> _EXERCISE DESCRIPTION_
Provide the number of lines containing the word "vehicle", and nothing else.

Dataset rows:

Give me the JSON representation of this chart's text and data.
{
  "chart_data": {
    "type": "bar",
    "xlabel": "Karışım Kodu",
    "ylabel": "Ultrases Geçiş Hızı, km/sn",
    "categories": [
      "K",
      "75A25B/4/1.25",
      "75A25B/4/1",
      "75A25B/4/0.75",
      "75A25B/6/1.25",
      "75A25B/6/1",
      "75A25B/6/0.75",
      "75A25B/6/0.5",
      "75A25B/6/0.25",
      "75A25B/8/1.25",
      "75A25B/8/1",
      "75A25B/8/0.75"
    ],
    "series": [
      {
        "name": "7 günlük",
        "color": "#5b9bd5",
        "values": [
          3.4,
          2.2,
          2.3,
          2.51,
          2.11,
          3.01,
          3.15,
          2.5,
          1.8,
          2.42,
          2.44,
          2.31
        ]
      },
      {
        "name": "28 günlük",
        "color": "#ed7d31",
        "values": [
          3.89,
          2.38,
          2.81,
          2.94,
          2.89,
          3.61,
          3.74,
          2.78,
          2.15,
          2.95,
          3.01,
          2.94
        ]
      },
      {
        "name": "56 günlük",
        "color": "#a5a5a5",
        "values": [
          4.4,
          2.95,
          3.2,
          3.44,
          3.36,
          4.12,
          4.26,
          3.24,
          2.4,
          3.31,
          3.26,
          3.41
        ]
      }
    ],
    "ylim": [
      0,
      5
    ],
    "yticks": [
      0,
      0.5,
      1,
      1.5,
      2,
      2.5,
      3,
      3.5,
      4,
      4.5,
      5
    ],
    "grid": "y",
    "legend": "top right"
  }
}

==

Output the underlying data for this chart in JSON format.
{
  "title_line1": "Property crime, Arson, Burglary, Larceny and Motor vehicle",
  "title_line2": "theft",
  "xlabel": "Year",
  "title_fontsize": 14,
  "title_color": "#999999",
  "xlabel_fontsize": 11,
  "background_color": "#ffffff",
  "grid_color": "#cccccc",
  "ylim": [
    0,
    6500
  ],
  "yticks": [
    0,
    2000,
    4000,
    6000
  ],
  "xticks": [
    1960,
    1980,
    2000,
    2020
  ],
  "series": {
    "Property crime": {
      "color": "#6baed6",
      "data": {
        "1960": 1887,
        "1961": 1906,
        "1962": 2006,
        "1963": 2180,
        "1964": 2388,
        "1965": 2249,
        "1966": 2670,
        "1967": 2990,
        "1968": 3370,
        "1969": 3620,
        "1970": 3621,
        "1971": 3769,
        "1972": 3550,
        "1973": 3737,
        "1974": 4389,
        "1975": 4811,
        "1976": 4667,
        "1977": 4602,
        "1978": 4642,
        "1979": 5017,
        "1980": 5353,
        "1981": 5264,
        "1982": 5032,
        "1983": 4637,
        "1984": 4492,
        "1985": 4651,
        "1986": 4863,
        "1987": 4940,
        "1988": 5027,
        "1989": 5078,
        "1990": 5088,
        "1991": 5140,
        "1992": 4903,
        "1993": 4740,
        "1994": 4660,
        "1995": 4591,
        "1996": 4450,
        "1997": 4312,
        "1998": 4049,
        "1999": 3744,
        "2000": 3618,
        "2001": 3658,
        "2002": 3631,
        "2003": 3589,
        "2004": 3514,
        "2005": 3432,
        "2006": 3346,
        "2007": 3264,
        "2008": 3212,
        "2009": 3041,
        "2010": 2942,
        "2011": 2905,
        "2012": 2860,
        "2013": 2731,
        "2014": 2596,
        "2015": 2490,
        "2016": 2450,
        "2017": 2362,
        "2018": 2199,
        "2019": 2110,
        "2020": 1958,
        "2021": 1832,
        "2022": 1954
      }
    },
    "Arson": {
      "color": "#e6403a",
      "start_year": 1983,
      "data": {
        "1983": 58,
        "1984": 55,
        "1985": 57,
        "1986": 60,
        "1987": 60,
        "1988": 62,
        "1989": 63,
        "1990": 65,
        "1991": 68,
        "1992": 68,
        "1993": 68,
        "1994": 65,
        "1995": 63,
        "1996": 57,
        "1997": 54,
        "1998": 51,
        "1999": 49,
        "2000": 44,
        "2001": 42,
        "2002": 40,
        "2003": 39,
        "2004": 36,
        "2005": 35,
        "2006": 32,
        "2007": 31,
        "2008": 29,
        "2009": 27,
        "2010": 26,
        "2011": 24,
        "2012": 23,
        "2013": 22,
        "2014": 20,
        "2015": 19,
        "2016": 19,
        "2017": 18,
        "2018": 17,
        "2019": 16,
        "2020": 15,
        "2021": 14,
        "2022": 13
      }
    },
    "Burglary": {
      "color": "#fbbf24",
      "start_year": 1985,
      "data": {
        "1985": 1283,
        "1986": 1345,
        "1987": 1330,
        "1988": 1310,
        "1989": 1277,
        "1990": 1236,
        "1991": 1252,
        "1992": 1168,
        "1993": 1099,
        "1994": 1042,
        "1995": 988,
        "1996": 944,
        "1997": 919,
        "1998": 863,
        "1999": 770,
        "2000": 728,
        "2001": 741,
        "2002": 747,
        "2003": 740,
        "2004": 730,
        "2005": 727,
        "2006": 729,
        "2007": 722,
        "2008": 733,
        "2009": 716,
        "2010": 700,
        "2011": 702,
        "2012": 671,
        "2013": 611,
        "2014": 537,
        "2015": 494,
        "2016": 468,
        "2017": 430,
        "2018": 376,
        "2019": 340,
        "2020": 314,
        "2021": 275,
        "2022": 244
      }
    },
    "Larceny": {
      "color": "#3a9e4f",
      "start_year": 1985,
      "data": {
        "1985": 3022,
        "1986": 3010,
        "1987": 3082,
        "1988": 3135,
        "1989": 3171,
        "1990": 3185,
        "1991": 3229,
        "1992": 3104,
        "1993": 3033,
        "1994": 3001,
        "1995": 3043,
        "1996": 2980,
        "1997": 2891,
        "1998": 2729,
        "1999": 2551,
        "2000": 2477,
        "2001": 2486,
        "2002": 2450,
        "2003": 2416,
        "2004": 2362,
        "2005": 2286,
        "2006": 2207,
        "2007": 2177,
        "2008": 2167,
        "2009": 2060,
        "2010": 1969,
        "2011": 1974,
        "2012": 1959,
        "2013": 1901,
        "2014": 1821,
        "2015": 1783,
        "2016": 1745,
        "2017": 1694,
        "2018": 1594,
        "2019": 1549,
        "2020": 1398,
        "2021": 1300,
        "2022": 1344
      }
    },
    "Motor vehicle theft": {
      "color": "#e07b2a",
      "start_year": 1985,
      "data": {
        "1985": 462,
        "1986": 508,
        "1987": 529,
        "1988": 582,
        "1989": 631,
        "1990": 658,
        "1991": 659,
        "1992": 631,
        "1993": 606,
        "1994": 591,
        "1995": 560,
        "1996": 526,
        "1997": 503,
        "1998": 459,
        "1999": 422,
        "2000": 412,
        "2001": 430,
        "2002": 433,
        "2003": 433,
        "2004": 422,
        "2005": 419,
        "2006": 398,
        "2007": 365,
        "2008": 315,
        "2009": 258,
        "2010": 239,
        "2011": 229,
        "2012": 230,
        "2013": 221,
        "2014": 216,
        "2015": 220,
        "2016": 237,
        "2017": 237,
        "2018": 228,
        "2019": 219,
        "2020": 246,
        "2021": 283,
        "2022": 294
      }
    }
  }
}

...

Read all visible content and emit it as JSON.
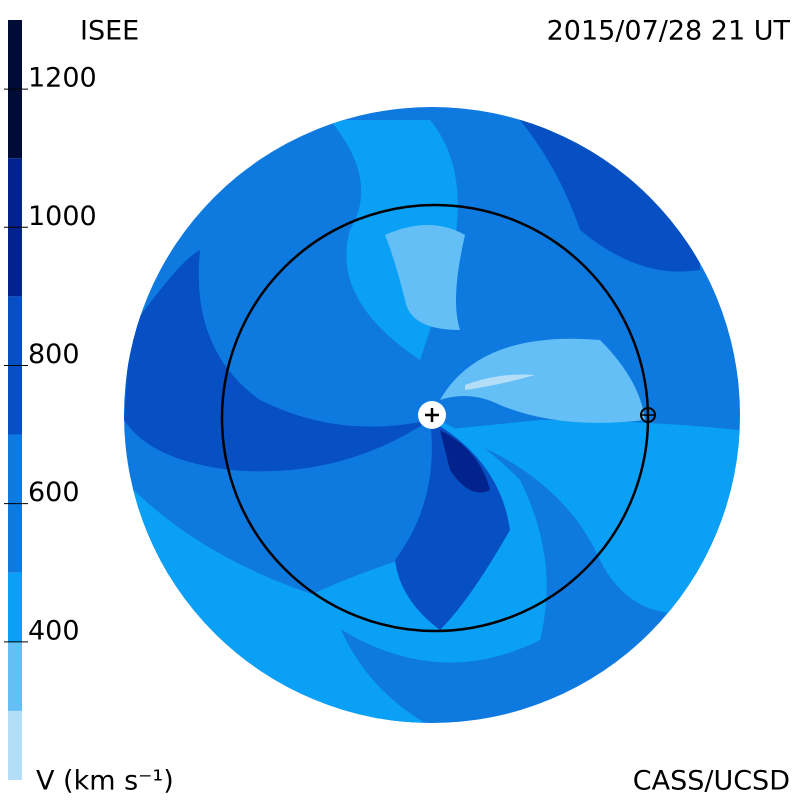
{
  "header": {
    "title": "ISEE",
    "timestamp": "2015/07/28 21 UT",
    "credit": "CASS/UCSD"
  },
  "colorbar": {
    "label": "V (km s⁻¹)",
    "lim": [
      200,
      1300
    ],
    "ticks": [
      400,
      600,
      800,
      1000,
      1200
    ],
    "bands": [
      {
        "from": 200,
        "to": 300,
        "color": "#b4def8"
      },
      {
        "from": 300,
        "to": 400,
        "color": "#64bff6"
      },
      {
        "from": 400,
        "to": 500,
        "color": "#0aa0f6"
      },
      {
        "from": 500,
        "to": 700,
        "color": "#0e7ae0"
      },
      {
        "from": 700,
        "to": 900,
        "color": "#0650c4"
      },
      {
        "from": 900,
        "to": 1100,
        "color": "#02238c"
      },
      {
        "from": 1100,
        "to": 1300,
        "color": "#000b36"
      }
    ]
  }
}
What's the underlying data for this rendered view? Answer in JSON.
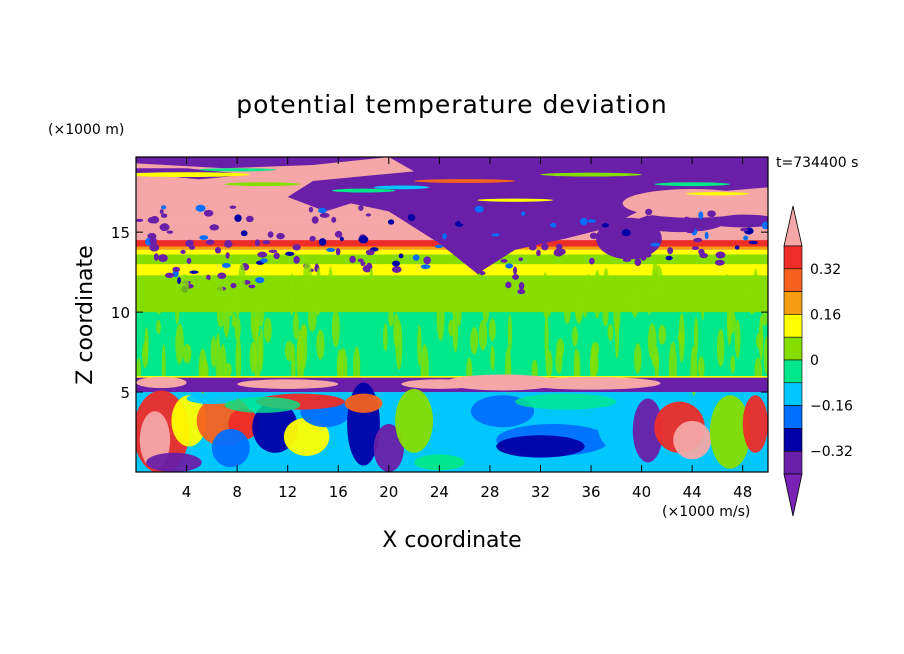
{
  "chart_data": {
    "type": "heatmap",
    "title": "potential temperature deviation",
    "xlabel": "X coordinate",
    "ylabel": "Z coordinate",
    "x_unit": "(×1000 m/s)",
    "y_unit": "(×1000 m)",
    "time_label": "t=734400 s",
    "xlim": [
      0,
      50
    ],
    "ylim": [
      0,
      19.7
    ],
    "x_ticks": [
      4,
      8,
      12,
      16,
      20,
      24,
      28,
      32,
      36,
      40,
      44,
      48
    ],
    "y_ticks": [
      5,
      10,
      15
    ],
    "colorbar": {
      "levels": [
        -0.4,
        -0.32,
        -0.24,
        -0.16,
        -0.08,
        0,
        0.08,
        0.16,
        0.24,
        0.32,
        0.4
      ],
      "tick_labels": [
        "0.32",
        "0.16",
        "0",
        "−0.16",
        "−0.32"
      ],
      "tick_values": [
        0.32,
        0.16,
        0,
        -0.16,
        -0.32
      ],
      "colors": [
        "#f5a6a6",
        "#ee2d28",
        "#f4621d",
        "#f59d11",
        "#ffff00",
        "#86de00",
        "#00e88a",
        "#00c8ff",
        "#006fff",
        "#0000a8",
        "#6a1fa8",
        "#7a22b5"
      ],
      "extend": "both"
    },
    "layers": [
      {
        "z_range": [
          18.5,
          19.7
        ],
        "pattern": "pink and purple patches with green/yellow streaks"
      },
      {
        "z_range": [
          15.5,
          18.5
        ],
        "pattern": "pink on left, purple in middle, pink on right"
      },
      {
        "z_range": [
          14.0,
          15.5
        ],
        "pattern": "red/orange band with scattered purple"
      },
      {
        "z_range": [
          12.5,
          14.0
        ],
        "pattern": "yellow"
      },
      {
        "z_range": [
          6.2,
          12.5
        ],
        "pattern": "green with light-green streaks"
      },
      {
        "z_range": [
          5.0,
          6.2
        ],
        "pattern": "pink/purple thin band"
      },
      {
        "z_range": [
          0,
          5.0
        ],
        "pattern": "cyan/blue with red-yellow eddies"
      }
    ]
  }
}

> _TASK SOLUTION_
2